» **TASK OBJECTIVE**:
Pick out every line of the entries below where "title" occurs, and copy those lines.

Rows from a figure dataset:
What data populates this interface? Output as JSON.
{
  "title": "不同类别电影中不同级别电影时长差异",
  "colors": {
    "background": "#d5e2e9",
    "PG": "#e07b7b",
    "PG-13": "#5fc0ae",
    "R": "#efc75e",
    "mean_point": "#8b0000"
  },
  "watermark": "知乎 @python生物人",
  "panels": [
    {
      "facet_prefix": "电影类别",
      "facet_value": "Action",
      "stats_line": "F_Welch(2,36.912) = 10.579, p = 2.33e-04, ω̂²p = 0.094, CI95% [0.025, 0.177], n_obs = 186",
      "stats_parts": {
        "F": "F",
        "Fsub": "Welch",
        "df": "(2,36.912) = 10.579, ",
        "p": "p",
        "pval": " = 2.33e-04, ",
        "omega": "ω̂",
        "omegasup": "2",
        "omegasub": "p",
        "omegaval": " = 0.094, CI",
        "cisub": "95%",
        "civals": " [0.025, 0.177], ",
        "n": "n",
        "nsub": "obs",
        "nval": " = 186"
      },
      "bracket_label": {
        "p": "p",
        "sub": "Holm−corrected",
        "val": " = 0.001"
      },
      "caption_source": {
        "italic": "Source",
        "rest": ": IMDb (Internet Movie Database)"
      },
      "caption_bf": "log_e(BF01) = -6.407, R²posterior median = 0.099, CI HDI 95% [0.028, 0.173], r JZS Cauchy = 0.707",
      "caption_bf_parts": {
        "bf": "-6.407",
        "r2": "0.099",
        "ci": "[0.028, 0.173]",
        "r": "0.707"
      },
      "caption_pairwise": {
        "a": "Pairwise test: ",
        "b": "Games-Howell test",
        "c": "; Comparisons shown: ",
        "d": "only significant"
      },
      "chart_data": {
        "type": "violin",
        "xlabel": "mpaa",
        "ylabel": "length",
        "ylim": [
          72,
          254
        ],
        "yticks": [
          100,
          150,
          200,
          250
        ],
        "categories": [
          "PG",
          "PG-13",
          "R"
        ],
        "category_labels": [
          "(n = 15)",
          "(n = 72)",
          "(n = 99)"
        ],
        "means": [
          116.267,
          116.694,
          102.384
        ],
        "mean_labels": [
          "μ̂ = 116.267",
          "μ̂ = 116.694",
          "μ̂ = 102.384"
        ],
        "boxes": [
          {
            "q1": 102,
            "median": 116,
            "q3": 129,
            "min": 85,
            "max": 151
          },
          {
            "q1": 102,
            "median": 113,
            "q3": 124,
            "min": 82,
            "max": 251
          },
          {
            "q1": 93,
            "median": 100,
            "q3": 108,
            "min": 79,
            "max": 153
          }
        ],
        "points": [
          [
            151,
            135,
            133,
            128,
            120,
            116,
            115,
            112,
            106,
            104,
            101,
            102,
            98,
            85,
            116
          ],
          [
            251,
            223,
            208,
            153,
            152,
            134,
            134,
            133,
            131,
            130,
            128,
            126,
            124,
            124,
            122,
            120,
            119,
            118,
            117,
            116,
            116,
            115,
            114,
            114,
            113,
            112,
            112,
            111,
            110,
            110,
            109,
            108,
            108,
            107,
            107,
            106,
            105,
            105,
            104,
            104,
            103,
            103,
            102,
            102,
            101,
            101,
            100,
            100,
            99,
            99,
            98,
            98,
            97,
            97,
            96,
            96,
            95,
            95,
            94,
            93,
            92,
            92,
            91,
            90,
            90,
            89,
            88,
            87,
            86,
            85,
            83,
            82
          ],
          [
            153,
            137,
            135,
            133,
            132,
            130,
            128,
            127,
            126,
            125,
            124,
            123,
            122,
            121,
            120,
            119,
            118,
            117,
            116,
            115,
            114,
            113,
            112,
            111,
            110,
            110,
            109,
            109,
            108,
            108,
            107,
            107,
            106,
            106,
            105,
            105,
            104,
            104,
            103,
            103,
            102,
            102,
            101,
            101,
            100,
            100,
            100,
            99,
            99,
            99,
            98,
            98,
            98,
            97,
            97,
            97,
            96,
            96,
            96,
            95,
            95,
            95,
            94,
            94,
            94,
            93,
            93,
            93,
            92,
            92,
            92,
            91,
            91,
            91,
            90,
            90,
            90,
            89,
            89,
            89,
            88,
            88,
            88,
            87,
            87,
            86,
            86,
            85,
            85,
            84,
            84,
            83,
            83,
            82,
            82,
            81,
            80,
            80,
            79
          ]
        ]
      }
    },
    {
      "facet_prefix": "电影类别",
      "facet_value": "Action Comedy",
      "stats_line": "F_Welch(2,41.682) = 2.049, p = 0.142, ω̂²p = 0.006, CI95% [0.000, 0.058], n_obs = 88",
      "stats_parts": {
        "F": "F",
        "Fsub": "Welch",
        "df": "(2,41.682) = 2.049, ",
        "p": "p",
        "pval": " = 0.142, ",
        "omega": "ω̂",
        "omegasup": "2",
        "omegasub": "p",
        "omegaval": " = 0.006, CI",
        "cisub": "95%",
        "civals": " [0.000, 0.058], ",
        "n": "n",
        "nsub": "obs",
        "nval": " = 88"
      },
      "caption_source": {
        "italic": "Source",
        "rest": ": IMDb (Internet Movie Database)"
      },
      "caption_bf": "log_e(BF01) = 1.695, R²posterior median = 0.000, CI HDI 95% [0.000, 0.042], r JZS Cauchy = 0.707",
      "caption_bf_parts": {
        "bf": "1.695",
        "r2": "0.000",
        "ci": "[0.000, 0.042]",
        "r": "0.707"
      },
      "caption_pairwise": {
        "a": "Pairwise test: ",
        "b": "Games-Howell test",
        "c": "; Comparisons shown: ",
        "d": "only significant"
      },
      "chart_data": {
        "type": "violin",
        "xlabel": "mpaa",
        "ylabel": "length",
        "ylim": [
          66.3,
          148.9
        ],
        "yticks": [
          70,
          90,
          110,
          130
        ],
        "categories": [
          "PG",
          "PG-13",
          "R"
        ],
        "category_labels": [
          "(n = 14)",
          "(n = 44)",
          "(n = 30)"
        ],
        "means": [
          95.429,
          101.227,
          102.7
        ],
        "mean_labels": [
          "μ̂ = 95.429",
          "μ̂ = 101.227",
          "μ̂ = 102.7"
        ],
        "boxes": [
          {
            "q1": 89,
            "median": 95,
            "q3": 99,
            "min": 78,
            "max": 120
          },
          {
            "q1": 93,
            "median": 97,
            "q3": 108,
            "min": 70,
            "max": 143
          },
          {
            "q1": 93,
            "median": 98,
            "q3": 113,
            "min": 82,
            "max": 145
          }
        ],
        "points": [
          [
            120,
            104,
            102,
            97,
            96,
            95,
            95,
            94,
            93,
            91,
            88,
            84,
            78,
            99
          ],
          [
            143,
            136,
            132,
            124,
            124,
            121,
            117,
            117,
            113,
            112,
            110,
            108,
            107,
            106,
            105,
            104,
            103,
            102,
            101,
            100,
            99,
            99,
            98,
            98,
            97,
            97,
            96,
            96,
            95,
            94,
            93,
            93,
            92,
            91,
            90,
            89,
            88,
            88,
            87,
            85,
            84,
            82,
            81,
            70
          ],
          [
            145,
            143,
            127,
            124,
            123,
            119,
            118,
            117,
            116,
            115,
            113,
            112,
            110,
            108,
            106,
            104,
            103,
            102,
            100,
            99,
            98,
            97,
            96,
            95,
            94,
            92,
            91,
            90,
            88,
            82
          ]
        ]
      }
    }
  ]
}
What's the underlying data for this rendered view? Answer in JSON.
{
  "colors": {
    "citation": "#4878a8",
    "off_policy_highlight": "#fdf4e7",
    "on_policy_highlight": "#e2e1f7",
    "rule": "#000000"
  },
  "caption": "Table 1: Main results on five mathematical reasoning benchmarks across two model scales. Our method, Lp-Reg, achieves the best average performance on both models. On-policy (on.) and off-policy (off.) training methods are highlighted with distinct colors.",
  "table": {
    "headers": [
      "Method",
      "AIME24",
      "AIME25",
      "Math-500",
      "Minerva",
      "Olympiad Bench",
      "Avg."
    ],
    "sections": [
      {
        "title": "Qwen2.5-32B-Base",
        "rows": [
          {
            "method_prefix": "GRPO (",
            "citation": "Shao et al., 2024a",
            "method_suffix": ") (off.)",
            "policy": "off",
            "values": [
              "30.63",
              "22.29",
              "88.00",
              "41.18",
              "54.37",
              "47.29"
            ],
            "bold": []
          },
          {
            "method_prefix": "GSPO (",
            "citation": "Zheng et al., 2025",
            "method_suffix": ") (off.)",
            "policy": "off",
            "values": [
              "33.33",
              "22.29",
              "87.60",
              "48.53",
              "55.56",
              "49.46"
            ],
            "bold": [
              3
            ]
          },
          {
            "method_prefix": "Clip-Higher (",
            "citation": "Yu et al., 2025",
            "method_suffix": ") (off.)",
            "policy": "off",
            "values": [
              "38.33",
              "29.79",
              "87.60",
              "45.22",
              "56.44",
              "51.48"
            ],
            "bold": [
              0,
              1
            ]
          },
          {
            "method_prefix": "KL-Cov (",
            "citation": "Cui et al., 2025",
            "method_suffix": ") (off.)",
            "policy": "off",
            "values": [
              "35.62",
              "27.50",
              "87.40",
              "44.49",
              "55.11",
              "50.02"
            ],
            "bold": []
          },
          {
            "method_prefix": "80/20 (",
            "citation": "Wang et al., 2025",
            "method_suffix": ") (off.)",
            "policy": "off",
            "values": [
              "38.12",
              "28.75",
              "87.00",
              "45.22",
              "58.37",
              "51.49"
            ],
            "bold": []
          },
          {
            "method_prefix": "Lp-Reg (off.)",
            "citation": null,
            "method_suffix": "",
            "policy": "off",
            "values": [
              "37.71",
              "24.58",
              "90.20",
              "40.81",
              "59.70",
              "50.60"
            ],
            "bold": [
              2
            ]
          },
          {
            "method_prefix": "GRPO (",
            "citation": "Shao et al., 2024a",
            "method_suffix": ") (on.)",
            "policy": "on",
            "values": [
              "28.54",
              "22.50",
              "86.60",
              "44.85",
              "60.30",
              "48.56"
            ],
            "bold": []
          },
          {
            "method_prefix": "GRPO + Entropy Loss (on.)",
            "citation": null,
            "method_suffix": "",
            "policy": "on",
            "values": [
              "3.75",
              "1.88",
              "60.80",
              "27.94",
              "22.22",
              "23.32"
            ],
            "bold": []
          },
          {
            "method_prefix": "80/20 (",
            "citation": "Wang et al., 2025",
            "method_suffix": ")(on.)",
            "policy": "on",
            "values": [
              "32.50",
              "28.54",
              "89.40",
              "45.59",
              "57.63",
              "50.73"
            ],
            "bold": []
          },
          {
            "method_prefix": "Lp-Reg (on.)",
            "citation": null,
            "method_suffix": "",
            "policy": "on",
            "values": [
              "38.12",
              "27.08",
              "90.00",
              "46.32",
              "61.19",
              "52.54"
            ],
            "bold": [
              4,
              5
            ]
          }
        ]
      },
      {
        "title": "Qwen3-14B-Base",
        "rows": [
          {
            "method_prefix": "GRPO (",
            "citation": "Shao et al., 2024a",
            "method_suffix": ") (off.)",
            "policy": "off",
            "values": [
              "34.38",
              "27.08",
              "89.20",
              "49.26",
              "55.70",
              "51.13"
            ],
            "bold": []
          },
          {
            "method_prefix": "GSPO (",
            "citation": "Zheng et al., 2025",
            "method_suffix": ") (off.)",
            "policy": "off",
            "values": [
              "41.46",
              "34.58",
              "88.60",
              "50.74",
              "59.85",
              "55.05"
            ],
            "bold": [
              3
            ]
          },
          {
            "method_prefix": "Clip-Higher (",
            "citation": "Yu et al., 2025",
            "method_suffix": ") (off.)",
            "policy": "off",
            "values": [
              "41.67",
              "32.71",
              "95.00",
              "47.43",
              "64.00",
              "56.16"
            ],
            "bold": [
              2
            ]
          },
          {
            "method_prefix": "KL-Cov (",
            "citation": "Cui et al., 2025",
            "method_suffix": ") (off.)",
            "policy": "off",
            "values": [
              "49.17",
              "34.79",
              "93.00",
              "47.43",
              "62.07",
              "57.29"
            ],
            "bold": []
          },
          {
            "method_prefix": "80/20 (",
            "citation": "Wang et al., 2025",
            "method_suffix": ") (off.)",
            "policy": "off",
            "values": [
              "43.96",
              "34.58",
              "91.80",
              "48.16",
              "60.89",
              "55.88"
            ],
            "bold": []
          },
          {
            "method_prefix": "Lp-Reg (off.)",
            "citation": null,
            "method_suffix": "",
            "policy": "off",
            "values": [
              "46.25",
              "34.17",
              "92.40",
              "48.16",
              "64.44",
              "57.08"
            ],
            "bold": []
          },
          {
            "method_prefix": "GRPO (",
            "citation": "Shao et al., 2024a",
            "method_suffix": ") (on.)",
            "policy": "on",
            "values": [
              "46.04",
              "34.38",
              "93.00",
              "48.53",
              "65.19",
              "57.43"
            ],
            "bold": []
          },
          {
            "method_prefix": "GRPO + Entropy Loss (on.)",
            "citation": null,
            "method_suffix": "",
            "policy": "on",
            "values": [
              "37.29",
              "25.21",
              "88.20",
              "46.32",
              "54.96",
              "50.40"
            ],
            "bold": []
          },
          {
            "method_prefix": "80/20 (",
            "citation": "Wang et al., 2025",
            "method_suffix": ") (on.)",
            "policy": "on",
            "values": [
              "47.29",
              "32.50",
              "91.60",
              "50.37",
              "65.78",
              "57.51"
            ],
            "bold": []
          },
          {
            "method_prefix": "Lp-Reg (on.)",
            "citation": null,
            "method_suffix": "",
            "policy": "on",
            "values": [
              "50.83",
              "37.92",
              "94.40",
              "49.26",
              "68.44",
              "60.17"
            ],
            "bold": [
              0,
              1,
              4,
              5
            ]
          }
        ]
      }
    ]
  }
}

» **TASK SOLUTION**:
  "title": "不同类别电影中不同级别电影时长差异",
        "title": "Qwen2.5-32B-Base",
        "title": "Qwen3-14B-Base",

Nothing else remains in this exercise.